Find the line that contains "Type out the text in this image.". Then set down that line and all the lines after it, to the end of the records, exactly and with nothing added.
• • • •
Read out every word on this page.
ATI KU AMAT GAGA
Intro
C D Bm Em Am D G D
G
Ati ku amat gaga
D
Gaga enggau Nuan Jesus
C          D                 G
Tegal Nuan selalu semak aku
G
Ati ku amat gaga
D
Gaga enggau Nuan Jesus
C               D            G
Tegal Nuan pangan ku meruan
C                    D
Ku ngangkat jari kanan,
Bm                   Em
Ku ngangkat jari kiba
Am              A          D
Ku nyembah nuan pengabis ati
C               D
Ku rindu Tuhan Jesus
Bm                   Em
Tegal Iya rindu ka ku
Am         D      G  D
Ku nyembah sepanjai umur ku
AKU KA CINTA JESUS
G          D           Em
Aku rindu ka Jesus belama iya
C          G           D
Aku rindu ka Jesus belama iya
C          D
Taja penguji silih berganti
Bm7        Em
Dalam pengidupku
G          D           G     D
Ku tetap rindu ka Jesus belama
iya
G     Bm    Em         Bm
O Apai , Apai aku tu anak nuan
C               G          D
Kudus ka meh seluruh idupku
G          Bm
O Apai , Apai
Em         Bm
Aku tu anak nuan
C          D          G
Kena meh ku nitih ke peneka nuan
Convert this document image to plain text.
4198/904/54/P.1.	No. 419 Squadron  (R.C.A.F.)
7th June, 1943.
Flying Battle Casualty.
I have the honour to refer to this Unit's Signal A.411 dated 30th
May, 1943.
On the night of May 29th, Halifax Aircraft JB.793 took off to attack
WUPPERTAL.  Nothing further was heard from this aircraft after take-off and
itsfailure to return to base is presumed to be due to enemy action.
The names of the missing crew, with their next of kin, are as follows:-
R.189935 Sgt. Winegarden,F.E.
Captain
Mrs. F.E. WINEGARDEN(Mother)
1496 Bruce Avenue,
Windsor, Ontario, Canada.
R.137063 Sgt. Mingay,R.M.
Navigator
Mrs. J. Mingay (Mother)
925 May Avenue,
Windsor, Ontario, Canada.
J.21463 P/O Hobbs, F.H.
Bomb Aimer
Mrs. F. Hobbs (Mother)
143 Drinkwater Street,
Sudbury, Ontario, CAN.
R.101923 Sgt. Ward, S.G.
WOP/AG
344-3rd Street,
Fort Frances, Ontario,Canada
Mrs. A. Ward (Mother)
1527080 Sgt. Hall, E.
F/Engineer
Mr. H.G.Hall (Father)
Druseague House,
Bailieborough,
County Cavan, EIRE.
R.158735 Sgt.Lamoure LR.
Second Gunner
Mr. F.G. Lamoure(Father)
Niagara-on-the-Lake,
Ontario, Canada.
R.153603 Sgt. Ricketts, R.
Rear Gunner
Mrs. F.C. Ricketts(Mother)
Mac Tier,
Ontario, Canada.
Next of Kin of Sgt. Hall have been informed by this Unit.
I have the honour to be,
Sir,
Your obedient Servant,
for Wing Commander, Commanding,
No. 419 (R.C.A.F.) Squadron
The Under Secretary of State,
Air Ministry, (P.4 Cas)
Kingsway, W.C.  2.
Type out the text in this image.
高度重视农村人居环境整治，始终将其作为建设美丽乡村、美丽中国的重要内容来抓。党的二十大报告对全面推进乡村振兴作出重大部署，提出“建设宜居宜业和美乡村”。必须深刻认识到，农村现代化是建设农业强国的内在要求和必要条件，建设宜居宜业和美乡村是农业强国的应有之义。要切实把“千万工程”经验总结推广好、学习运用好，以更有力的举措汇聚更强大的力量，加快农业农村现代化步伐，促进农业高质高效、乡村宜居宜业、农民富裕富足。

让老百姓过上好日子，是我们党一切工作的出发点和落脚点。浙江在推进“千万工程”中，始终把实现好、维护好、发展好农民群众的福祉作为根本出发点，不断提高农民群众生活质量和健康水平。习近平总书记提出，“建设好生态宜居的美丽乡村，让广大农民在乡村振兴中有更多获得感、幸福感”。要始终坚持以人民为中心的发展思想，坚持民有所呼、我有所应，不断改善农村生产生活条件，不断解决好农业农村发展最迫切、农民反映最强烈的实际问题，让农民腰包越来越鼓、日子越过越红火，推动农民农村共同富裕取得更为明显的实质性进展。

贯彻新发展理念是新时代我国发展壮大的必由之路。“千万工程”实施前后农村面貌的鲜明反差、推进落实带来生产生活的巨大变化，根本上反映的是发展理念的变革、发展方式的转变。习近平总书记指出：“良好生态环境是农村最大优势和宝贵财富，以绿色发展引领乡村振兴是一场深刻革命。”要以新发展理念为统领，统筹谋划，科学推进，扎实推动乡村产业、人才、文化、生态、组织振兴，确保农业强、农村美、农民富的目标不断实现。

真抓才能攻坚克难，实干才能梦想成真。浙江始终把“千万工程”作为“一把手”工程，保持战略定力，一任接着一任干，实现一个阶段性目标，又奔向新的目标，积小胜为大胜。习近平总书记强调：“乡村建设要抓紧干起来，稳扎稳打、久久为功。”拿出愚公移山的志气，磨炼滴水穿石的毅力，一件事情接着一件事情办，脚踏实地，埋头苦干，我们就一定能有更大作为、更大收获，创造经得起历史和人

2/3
• • • •
**ANSWER TO THE EXERCISE**
Type out the text in this image.
高度重视农村人居环境整治，始终将其作为建设美丽乡村、美丽中国的重要内容来抓。党的二十大报告对全面推进乡村振兴作出重大部署，提出“建设宜居宜业和美乡村”。必须深刻认识到，农村现代化是建设农业强国的内在要求和必要条件，建设宜居宜业和美乡村是农业强国的应有之义。要切实把“千万工程”经验总结推广好、学习运用好，以更有力的举措汇聚更强大的力量，加快农业农村现代化步伐，促进农业高质高效、乡村宜居宜业、农民富裕富足。

让老百姓过上好日子，是我们党一切工作的出发点和落脚点。浙江在推进“千万工程”中，始终把实现好、维护好、发展好农民群众的福祉作为根本出发点，不断提高农民群众生活质量和健康水平。习近平总书记提出，“建设好生态宜居的美丽乡村，让广大农民在乡村振兴中有更多获得感、幸福感”。要始终坚持以人民为中心的发展思想，坚持民有所呼、我有所应，不断改善农村生产生活条件，不断解决好农业农村发展最迫切、农民反映最强烈的实际问题，让农民腰包越来越鼓、日子越过越红火，推动农民农村共同富裕取得更为明显的实质性进展。

贯彻新发展理念是新时代我国发展壮大的必由之路。“千万工程”实施前后农村面貌的鲜明反差、推进落实带来生产生活的巨大变化，根本上反映的是发展理念的变革、发展方式的转变。习近平总书记指出：“良好生态环境是农村最大优势和宝贵财富，以绿色发展引领乡村振兴是一场深刻革命。”要以新发展理念为统领，统筹谋划，科学推进，扎实推动乡村产业、人才、文化、生态、组织振兴，确保农业强、农村美、农民富的目标不断实现。

真抓才能攻坚克难，实干才能梦想成真。浙江始终把“千万工程”作为“一把手”工程，保持战略定力，一任接着一任干，实现一个阶段性目标，又奔向新的目标，积小胜为大胜。习近平总书记强调：“乡村建设要抓紧干起来，稳扎稳打、久久为功。”拿出愚公移山的志气，磨炼滴水穿石的毅力，一件事情接着一件事情办，脚踏实地，埋头苦干，我们就一定能有更大作为、更大收获，创造经得起历史和人

2/3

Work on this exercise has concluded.